WHAT IS NEEDED:
Show only lines that include "berurutan".

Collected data
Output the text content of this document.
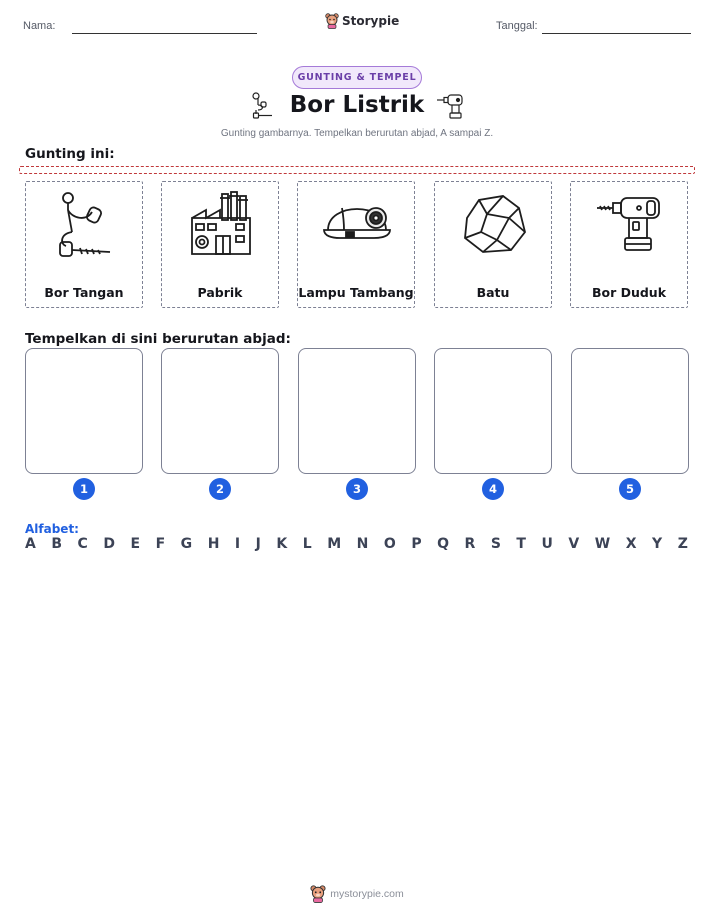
Nama:	Storypie	Tanggal:
GUNTING & TEMPEL
Bor Listrik
Gunting gambarnya. Tempelkan berurutan abjad, A sampai Z.
Gunting ini:
Bor Tangan	Pabrik	Lampu Tambang	Batu	Bor Duduk
Tempelkan di sini berurutan abjad:
1	2	3	4	5
Alfabet:
A B C D E F G H I J K L M N O P Q R S T U V W X Y Z
mystorypie.com
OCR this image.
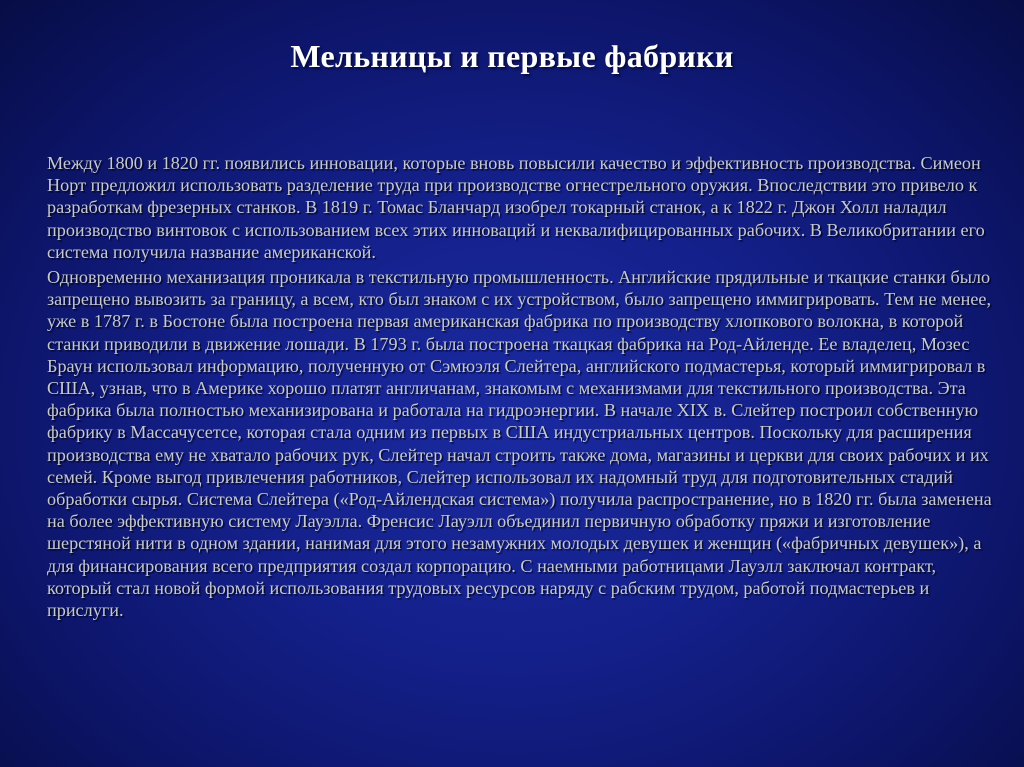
Мельницы и первые фабрики

Между 1800 и 1820 гг. появились инновации, которые вновь повысили качество и эффективность производства. Симеон Норт предложил использовать разделение труда при производстве огнестрельного оружия. Впоследствии это привело к разработкам фрезерных станков. В 1819 г. Томас Бланчард изобрел токарный станок, а к 1822 г. Джон Холл наладил производство винтовок с использованием всех этих инноваций и неквалифицированных рабочих. В Великобритании его система получила название американской.

Одновременно механизация проникала в текстильную промышленность. Английские прядильные и ткацкие станки было запрещено вывозить за границу, а всем, кто был знаком с их устройством, было запрещено иммигрировать. Тем не менее, уже в 1787 г. в Бостоне была построена первая американская фабрика по производству хлопкового волокна, в которой станки приводили в движение лошади. В 1793 г. была построена ткацкая фабрика на Род-Айленде. Ее владелец, Мозес Браун использовал информацию, полученную от Сэмюэля Слейтера, английского подмастерья, который иммигрировал в США, узнав, что в Америке хорошо платят англичанам, знакомым с механизмами для текстильного производства. Эта фабрика была полностью механизирована и работала на гидроэнергии. В начале XIX в. Слейтер построил собственную фабрику в Массачусетсе, которая стала одним из первых в США индустриальных центров. Поскольку для расширения производства ему не хватало рабочих рук, Слейтер начал строить также дома, магазины и церкви для своих рабочих и их семей. Кроме выгод привлечения работников, Слейтер использовал их надомный труд для подготовительных стадий обработки сырья. Система Слейтера («Род-Айлендская система») получила распространение, но в 1820 гг. была заменена на более эффективную систему Лауэлла. Френсис Лауэлл объединил первичную обработку пряжи и изготовление шерстяной нити в одном здании, нанимая для этого незамужних молодых девушек и женщин («фабричных девушек»), а для финансирования всего предприятия создал корпорацию. С наемными работницами Лауэлл заключал контракт, который стал новой формой использования трудовых ресурсов наряду с рабским трудом, работой подмастерьев и прислуги.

EXPECTED OUTPUT:
Gunting gambarnya. Tempelkan berurutan abjad, A sampai Z.
Tempelkan di sini berurutan abjad:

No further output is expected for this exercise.